Document excerpt:
Tent city site to become mixed-use development instead of waterfront Home Depot

Tent city site to become mixed-use development instead of waterfront Home Depot

(Map: Google)

After years of being a purposeless weed field, that post-apocalyptic plot of land at Cherry Street and Lake Shore Boulevard has found a raison d’être. The Star is reporting that the property—once slated for the most hated Home Depot never built—has been sold to Castlepoint Realty. The 5.54-hectare site has been in limbo for over a decade, since Home Depot, the former owner, couldn’t manage to do anything with it aside from eradicate the vast shantytown that had sprung up. Among the possible tenants at the new development? A Home Depot.

Now that it’s been purchased by Castlepoint and a consortium of developers (including Cityzen Development Group and New York’s Continental Ventures), the property will most likely be used for a combination of retail, hotels, offices and, of course, condos. Alfredo Romano, one of the new developers, won’t rule out a Home Depot “if it fits the sensibility of the area and works within an urban setting.”

What is expected: Pick up the news article about the former tent city site at Cherry Street and Lake Shore Boulevard after its final sentence and carry it forward. The rows that follow have no connection to the news article on the Cherry Street site.

(Box annotation data)

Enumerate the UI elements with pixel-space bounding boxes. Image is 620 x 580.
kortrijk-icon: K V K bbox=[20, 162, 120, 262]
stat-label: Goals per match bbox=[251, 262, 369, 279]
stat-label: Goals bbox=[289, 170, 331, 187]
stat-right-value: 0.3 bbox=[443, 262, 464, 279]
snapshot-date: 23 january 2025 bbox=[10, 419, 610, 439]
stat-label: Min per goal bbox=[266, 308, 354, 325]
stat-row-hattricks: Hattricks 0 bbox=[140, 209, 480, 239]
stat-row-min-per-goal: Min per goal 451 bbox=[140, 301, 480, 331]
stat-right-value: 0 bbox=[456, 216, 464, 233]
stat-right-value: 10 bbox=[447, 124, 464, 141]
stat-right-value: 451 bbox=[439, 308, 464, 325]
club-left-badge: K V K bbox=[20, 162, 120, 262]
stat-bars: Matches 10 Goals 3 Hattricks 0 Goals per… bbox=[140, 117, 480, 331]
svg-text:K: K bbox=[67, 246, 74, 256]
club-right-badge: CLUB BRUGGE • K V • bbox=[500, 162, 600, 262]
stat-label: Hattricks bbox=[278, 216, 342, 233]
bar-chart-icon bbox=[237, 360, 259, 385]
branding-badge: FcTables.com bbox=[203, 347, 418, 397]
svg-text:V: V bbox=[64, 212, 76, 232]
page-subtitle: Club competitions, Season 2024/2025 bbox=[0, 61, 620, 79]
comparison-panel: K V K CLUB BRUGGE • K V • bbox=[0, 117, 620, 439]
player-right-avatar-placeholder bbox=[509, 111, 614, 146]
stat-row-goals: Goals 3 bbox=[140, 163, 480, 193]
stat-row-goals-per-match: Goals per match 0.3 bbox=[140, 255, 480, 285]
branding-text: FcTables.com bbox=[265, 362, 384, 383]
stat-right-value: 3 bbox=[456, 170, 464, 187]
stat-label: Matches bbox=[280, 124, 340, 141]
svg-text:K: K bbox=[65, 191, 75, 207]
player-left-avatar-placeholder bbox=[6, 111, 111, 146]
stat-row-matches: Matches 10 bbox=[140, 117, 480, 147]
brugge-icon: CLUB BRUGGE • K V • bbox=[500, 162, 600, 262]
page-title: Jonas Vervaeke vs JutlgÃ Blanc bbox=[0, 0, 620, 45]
---
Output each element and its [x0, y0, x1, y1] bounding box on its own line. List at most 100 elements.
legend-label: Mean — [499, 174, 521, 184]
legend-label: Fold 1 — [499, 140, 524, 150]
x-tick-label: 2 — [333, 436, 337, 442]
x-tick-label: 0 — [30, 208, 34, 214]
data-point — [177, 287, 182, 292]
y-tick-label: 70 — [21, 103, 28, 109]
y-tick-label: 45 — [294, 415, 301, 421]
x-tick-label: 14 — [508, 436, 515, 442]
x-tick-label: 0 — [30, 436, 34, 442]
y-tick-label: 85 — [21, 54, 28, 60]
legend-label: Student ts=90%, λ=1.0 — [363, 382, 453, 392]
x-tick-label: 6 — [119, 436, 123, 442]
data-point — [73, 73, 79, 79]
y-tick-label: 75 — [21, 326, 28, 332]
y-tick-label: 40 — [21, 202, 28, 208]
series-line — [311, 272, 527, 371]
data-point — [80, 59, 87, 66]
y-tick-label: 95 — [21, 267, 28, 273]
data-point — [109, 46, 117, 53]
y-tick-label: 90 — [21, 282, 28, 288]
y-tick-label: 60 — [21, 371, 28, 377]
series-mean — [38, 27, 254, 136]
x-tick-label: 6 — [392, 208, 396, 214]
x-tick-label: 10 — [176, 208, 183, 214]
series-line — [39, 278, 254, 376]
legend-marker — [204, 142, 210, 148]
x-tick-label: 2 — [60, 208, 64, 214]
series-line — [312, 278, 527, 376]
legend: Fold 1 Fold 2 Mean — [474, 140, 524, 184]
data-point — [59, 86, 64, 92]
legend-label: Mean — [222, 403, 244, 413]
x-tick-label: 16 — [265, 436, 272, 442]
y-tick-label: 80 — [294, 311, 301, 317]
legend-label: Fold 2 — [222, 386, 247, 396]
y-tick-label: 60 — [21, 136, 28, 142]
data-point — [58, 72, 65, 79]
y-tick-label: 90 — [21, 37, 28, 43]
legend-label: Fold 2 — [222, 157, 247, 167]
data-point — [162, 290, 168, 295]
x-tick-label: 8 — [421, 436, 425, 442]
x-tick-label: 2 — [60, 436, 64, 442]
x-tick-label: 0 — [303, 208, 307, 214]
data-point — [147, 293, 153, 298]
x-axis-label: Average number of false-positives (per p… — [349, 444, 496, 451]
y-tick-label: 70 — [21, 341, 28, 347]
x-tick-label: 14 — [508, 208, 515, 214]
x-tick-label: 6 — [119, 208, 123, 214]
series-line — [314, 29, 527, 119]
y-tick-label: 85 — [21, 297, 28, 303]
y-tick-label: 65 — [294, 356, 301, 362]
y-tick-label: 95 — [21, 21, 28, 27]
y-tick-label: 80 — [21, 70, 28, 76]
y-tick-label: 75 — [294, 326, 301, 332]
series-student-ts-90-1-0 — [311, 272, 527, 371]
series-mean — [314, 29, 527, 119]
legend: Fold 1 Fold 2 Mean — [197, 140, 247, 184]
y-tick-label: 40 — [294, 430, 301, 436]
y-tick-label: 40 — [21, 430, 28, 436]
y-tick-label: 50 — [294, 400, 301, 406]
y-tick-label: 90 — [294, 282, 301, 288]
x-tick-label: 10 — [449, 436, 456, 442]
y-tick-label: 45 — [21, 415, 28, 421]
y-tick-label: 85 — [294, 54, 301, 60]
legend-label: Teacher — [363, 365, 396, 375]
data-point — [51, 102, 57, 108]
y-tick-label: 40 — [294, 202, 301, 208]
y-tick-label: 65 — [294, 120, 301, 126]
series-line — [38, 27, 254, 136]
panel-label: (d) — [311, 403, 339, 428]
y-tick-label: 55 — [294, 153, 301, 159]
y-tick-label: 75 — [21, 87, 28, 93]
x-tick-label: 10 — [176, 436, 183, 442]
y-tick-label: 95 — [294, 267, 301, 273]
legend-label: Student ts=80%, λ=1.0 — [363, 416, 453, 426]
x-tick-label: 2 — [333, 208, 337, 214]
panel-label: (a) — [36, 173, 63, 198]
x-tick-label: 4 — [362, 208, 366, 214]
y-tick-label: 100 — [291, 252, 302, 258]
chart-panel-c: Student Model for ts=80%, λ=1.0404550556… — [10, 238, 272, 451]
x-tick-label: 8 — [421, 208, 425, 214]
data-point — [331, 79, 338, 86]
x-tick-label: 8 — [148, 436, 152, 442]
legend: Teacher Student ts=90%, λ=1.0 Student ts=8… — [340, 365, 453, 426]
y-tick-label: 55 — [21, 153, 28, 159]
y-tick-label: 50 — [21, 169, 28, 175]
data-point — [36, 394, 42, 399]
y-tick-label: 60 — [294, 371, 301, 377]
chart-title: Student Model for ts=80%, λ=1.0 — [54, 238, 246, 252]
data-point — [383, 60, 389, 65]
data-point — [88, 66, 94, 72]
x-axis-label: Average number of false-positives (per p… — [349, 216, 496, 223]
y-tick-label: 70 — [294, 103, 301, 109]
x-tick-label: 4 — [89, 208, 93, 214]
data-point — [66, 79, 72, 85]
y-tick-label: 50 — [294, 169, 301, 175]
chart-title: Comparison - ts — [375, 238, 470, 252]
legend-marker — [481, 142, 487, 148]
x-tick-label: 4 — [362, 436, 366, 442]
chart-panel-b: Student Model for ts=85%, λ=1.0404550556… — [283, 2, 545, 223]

Response to this exercise:
Based on some of the developers’ previous projects, whatever gets built should give revellers something glittery to look at while cabbing from The Sound Academy back to civilization. Castlepoint is the company responsible for some of the more interesting projects in town, including the forthcoming Daniel Libeskind–designed L Tower and the Palace Pier. The developers estimate that it will take up to three years to start building, then 10 years on top of that to finish the project.

To maximize the marketing potential of the new development, might we suggest leaving its name up to the denizens of the Internet? Cityzen has had such great success with that in the past.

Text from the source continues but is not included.